■ Work instructions:
Print the listing in its entirety and exactly, leaving out images.

---- Recorded information

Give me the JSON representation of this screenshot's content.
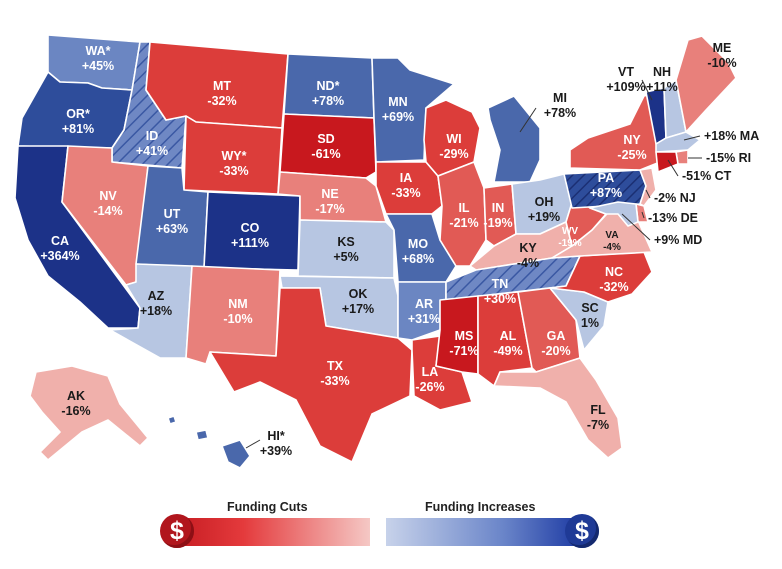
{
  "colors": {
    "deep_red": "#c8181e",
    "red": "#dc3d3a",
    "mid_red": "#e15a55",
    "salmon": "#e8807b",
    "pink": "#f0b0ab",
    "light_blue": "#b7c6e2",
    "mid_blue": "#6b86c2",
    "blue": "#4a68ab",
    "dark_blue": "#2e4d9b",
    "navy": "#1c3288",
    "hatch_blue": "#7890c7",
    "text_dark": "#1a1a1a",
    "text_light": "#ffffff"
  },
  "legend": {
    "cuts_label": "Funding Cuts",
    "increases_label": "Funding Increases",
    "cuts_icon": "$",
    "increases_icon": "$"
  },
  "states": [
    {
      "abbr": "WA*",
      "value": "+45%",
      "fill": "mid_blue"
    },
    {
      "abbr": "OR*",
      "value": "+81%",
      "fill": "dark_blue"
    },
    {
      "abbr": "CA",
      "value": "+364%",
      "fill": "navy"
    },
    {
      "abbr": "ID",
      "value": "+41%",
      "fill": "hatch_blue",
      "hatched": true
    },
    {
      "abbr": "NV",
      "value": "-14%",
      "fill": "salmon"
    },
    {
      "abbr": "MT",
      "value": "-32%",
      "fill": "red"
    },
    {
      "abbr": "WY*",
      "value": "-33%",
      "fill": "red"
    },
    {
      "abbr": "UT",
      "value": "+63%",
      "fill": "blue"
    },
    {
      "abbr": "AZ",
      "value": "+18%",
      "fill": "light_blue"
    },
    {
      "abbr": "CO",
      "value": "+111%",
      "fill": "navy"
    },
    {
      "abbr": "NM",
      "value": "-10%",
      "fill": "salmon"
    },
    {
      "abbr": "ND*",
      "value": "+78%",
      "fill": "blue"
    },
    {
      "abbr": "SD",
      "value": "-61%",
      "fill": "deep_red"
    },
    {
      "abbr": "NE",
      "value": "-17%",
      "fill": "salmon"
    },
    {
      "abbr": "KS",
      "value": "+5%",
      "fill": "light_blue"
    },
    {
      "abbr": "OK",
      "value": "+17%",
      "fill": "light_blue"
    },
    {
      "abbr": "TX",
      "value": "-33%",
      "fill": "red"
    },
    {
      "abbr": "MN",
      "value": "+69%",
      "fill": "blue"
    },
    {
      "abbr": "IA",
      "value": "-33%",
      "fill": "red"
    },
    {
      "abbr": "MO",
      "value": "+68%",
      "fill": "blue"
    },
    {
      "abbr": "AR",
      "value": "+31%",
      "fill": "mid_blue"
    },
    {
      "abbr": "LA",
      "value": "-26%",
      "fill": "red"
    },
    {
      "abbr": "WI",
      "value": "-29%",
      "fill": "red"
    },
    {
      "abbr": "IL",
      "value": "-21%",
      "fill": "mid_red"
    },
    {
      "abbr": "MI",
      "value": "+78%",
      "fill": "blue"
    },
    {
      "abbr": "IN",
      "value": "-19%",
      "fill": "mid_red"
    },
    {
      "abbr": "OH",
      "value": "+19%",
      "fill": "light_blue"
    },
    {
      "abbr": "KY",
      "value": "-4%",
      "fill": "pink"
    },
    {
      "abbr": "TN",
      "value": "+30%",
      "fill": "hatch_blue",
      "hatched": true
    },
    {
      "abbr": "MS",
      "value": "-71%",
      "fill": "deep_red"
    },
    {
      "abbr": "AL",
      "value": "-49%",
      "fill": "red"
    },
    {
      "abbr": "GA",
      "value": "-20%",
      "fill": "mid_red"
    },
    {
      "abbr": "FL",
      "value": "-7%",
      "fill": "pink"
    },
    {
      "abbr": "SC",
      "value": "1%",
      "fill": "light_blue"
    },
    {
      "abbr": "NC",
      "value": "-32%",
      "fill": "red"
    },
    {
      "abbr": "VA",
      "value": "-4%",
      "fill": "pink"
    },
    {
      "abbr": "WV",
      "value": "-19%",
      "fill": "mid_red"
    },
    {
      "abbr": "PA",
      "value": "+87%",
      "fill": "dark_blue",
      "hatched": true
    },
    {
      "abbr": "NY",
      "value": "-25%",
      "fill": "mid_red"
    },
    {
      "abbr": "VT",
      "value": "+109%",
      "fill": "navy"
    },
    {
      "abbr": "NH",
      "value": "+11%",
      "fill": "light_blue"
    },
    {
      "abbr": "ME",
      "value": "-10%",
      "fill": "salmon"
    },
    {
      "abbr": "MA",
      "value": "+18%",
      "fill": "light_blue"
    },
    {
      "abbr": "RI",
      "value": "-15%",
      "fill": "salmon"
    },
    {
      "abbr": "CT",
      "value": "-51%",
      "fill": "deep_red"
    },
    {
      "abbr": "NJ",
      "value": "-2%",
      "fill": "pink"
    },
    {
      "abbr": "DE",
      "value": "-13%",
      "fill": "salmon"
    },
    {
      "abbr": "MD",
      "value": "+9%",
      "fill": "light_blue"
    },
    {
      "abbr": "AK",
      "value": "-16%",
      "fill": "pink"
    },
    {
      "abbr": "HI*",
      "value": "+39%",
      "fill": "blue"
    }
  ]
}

--------

■ Task answer:
Give me the JSON representation of this screenshot's content.
{
  "colors": {
    "deep_red": "#c8181e",
    "red": "#dc3d3a",
    "mid_red": "#e15a55",
    "salmon": "#e8807b",
    "pink": "#f0b0ab",
    "light_blue": "#b7c6e2",
    "mid_blue": "#6b86c2",
    "blue": "#4a68ab",
    "dark_blue": "#2e4d9b",
    "navy": "#1c3288",
    "hatch_blue": "#7890c7",
    "text_dark": "#1a1a1a",
    "text_light": "#ffffff"
  },
  "legend": {
    "cuts_label": "Funding Cuts",
    "increases_label": "Funding Increases",
    "cuts_icon": "$",
    "increases_icon": "$"
  },
  "states": [
    {
      "abbr": "WA*",
      "value": "+45%",
      "fill": "mid_blue"
    },
    {
      "abbr": "OR*",
      "value": "+81%",
      "fill": "dark_blue"
    },
    {
      "abbr": "CA",
      "value": "+364%",
      "fill": "navy"
    },
    {
      "abbr": "ID",
      "value": "+41%",
      "fill": "hatch_blue",
      "hatched": true
    },
    {
      "abbr": "NV",
      "value": "-14%",
      "fill": "salmon"
    },
    {
      "abbr": "MT",
      "value": "-32%",
      "fill": "red"
    },
    {
      "abbr": "WY*",
      "value": "-33%",
      "fill": "red"
    },
    {
      "abbr": "UT",
      "value": "+63%",
      "fill": "blue"
    },
    {
      "abbr": "AZ",
      "value": "+18%",
      "fill": "light_blue"
    },
    {
      "abbr": "CO",
      "value": "+111%",
      "fill": "navy"
    },
    {
      "abbr": "NM",
      "value": "-10%",
      "fill": "salmon"
    },
    {
      "abbr": "ND*",
      "value": "+78%",
      "fill": "blue"
    },
    {
      "abbr": "SD",
      "value": "-61%",
      "fill": "deep_red"
    },
    {
      "abbr": "NE",
      "value": "-17%",
      "fill": "salmon"
    },
    {
      "abbr": "KS",
      "value": "+5%",
      "fill": "light_blue"
    },
    {
      "abbr": "OK",
      "value": "+17%",
      "fill": "light_blue"
    },
    {
      "abbr": "TX",
      "value": "-33%",
      "fill": "red"
    },
    {
      "abbr": "MN",
      "value": "+69%",
      "fill": "blue"
    },
    {
      "abbr": "IA",
      "value": "-33%",
      "fill": "red"
    },
    {
      "abbr": "MO",
      "value": "+68%",
      "fill": "blue"
    },
    {
      "abbr": "AR",
      "value": "+31%",
      "fill": "mid_blue"
    },
    {
      "abbr": "LA",
      "value": "-26%",
      "fill": "red"
    },
    {
      "abbr": "WI",
      "value": "-29%",
      "fill": "red"
    },
    {
      "abbr": "IL",
      "value": "-21%",
      "fill": "mid_red"
    },
    {
      "abbr": "MI",
      "value": "+78%",
      "fill": "blue"
    },
    {
      "abbr": "IN",
      "value": "-19%",
      "fill": "mid_red"
    },
    {
      "abbr": "OH",
      "value": "+19%",
      "fill": "light_blue"
    },
    {
      "abbr": "KY",
      "value": "-4%",
      "fill": "pink"
    },
    {
      "abbr": "TN",
      "value": "+30%",
      "fill": "hatch_blue",
      "hatched": true
    },
    {
      "abbr": "MS",
      "value": "-71%",
      "fill": "deep_red"
    },
    {
      "abbr": "AL",
      "value": "-49%",
      "fill": "red"
    },
    {
      "abbr": "GA",
      "value": "-20%",
      "fill": "mid_red"
    },
    {
      "abbr": "FL",
      "value": "-7%",
      "fill": "pink"
    },
    {
      "abbr": "SC",
      "value": "1%",
      "fill": "light_blue"
    },
    {
      "abbr": "NC",
      "value": "-32%",
      "fill": "red"
    },
    {
      "abbr": "VA",
      "value": "-4%",
      "fill": "pink"
    },
    {
      "abbr": "WV",
      "value": "-19%",
      "fill": "mid_red"
    },
    {
      "abbr": "PA",
      "value": "+87%",
      "fill": "dark_blue",
      "hatched": true
    },
    {
      "abbr": "NY",
      "value": "-25%",
      "fill": "mid_red"
    },
    {
      "abbr": "VT",
      "value": "+109%",
      "fill": "navy"
    },
    {
      "abbr": "NH",
      "value": "+11%",
      "fill": "light_blue"
    },
    {
      "abbr": "ME",
      "value": "-10%",
      "fill": "salmon"
    },
    {
      "abbr": "MA",
      "value": "+18%",
      "fill": "light_blue"
    },
    {
      "abbr": "RI",
      "value": "-15%",
      "fill": "salmon"
    },
    {
      "abbr": "CT",
      "value": "-51%",
      "fill": "deep_red"
    },
    {
      "abbr": "NJ",
      "value": "-2%",
      "fill": "pink"
    },
    {
      "abbr": "DE",
      "value": "-13%",
      "fill": "salmon"
    },
    {
      "abbr": "MD",
      "value": "+9%",
      "fill": "light_blue"
    },
    {
      "abbr": "AK",
      "value": "-16%",
      "fill": "pink"
    },
    {
      "abbr": "HI*",
      "value": "+39%",
      "fill": "blue"
    }
  ]
}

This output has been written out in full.